(Collected data entries)
┌──
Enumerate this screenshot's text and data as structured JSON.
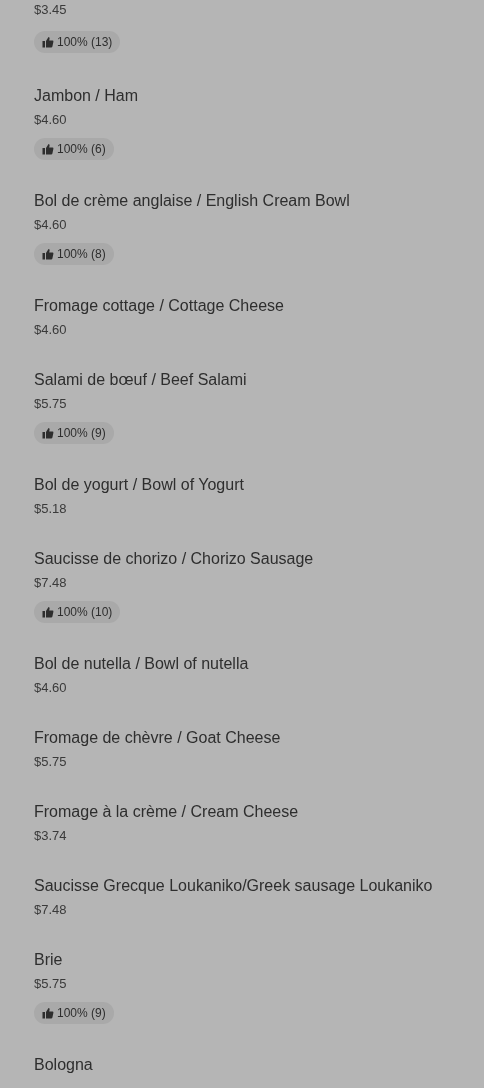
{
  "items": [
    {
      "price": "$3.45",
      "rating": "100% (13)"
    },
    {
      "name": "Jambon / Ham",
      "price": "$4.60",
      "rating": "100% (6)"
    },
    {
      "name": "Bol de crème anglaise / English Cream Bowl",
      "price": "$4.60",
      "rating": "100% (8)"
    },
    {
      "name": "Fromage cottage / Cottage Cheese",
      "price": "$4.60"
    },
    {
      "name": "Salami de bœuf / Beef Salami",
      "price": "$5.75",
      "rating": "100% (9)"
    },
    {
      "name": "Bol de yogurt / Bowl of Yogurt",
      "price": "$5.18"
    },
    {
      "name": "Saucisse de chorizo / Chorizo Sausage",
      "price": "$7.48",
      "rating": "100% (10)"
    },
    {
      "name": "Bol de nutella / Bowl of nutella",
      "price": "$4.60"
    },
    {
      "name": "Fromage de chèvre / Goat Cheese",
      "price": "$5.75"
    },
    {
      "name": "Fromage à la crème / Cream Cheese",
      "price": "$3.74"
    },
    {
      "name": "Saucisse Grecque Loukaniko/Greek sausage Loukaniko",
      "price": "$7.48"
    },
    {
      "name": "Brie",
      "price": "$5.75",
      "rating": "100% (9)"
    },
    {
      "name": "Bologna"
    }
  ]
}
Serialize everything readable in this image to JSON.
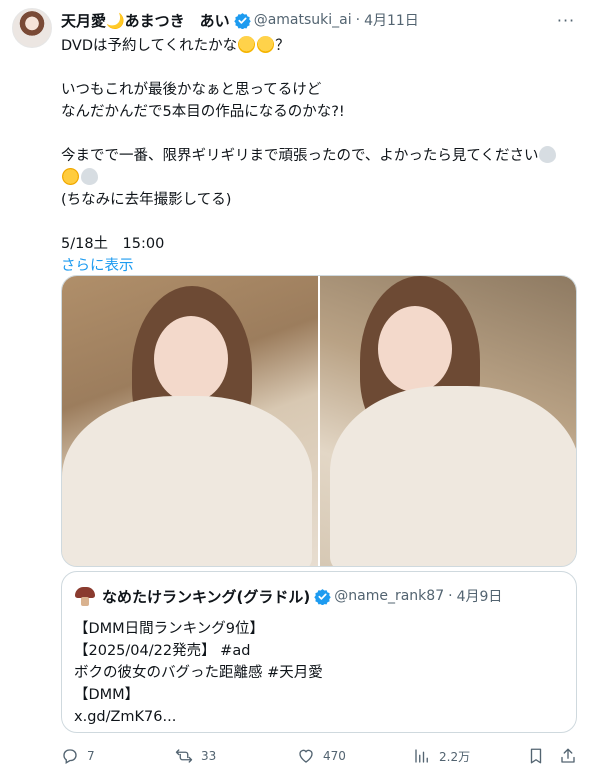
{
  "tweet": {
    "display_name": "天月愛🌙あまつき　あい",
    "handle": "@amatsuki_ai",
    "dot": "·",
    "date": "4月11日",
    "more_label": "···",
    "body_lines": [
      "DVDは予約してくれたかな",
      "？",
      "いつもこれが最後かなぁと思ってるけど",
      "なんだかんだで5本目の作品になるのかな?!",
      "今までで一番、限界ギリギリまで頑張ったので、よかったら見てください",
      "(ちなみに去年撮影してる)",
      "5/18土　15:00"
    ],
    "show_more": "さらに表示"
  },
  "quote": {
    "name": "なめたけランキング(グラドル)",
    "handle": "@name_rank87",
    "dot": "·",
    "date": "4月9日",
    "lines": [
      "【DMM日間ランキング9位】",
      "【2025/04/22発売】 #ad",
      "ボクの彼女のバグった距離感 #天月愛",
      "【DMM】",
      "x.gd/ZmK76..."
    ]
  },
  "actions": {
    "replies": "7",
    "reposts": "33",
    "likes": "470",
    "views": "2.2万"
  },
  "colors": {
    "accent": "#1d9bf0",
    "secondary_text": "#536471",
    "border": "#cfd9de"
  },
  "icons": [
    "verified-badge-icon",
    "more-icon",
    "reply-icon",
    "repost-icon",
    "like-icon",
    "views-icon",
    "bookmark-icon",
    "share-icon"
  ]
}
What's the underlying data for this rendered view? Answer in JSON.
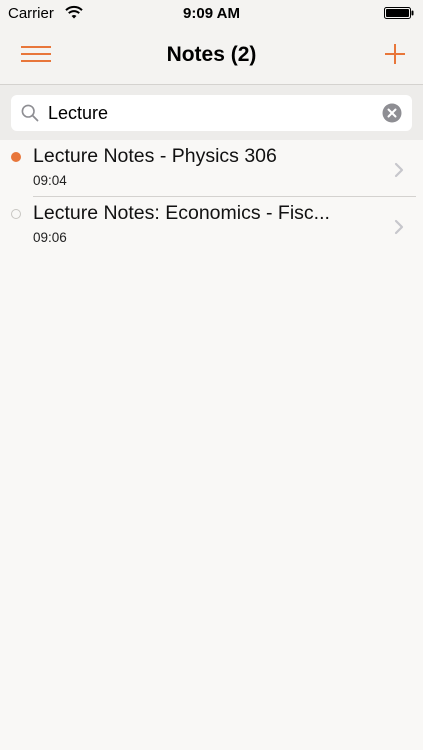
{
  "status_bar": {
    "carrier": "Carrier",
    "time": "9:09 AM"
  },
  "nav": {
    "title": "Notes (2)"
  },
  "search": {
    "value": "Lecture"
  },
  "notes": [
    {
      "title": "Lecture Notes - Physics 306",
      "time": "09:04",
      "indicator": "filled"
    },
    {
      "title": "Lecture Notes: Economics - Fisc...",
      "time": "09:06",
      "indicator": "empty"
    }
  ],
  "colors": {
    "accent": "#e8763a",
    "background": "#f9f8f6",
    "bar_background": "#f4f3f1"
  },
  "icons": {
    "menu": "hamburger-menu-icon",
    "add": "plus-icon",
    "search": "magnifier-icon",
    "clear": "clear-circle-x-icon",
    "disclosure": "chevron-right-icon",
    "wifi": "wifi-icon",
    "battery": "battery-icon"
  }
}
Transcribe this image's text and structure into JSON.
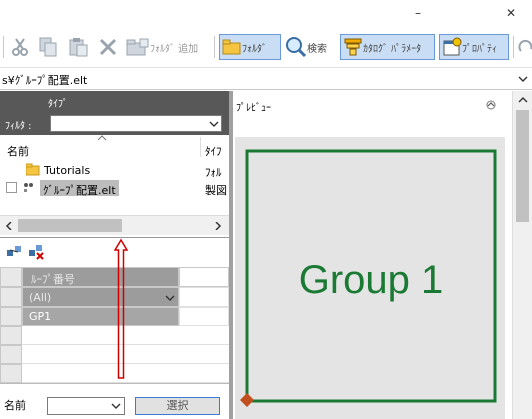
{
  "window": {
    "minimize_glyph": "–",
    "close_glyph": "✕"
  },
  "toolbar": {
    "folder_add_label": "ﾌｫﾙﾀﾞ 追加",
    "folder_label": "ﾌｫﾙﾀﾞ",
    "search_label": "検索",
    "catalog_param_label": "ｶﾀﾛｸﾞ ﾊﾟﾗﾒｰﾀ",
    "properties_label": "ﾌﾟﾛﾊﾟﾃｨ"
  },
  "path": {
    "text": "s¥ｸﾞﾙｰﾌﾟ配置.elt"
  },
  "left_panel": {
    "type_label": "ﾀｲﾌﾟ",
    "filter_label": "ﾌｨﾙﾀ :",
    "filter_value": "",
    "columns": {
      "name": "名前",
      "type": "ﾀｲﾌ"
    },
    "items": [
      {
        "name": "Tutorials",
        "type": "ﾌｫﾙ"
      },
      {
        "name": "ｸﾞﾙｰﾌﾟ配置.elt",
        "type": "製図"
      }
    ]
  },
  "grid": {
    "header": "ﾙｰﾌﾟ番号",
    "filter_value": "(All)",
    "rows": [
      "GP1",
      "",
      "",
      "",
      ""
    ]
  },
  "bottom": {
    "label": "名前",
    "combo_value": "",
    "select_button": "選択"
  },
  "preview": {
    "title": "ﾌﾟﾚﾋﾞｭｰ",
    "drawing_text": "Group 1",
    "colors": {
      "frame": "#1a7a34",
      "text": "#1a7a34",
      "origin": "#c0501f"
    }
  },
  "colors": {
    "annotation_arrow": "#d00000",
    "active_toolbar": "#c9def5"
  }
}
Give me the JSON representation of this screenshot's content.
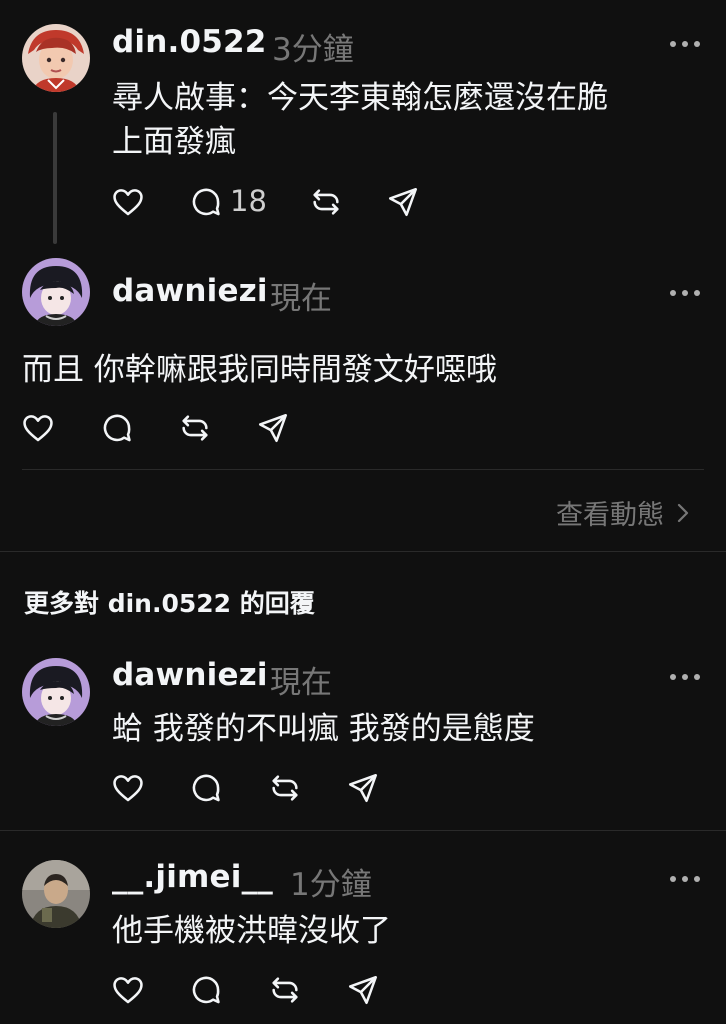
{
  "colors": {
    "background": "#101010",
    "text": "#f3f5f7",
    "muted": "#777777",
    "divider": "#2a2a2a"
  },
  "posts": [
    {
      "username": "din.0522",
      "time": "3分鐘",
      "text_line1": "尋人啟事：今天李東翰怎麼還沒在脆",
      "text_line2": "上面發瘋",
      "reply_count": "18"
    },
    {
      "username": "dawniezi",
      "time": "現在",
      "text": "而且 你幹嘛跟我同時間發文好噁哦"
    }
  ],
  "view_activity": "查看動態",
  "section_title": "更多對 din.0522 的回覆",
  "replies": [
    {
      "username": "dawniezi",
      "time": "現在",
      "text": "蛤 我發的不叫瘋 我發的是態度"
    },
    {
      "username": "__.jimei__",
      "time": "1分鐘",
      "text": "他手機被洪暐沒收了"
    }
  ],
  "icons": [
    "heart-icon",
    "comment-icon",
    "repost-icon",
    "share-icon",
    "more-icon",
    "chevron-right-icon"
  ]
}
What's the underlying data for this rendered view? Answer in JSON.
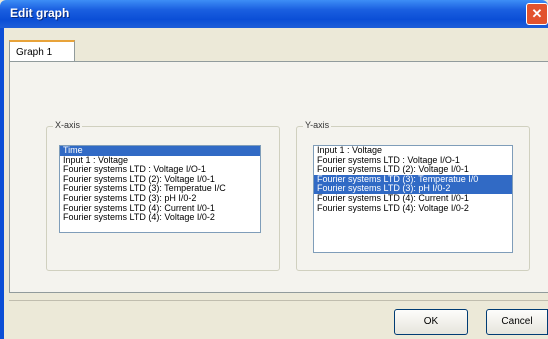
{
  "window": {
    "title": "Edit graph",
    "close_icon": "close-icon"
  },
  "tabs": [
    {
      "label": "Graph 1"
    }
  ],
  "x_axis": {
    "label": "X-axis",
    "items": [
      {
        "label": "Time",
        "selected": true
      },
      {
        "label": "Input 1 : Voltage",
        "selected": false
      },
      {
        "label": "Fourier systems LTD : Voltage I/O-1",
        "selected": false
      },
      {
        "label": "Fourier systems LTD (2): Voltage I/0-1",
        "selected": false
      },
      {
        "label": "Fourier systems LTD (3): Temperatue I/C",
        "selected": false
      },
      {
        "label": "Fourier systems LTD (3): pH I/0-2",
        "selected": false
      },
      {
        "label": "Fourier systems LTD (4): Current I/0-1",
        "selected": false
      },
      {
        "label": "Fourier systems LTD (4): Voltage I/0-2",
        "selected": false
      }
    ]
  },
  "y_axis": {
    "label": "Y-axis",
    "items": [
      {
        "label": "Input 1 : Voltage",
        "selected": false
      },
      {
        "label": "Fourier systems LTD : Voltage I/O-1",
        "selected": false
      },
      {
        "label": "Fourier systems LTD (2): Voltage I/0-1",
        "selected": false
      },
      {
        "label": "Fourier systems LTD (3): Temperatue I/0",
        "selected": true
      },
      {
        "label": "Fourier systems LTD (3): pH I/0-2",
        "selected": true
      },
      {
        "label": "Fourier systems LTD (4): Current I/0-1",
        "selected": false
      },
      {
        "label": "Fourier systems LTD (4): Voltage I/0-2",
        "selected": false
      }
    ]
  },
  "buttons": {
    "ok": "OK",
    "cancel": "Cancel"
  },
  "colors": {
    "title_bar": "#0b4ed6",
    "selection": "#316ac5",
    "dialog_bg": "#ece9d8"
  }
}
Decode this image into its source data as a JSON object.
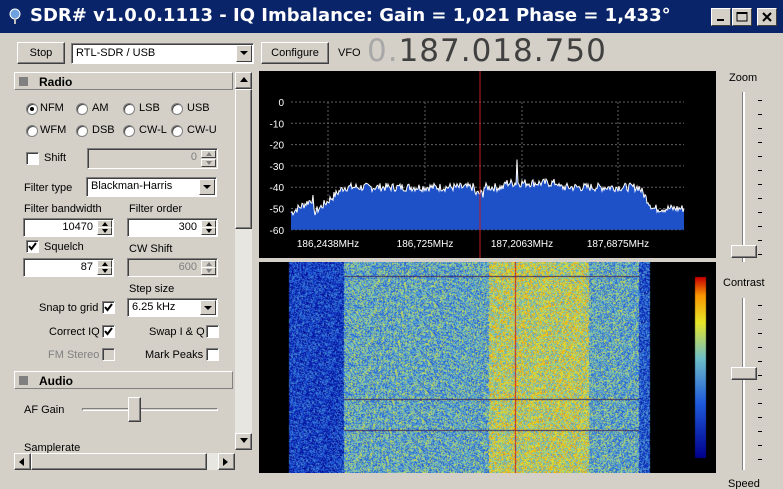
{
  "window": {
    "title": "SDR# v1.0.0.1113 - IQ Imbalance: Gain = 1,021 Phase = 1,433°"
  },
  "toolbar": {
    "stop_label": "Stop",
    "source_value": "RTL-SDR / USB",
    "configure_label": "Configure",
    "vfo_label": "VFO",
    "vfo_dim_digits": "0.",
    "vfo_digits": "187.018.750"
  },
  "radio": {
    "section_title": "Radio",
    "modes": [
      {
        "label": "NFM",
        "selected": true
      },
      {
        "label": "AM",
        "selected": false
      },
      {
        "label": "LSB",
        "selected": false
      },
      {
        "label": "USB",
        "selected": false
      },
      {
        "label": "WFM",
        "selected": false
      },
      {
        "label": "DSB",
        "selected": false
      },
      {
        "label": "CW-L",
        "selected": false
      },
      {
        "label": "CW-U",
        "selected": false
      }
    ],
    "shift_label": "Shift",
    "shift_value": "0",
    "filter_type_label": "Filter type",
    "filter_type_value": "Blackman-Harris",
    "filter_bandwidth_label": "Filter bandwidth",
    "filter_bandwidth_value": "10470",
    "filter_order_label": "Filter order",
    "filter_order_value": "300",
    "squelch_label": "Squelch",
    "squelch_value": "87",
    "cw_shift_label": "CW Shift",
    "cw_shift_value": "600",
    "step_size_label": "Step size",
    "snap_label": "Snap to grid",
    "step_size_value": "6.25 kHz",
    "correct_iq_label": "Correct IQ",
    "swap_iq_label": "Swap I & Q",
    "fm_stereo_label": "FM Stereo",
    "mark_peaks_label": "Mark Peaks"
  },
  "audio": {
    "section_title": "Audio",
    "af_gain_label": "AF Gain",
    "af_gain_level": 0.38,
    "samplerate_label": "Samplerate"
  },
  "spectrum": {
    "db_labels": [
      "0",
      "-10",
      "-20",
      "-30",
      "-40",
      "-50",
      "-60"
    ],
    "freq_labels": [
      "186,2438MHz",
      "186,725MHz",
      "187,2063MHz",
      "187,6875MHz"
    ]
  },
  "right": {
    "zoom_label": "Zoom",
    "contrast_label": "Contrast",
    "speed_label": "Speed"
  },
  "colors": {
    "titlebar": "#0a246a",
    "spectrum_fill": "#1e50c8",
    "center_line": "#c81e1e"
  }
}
└──
**Stated problem:**
Using the entries above, find all lines with "screenshot". Copy them.

**Problem solution:**
Enumerate this screenshot's text and data as structured JSON.
Give me the JSON representation of this screenshot's content.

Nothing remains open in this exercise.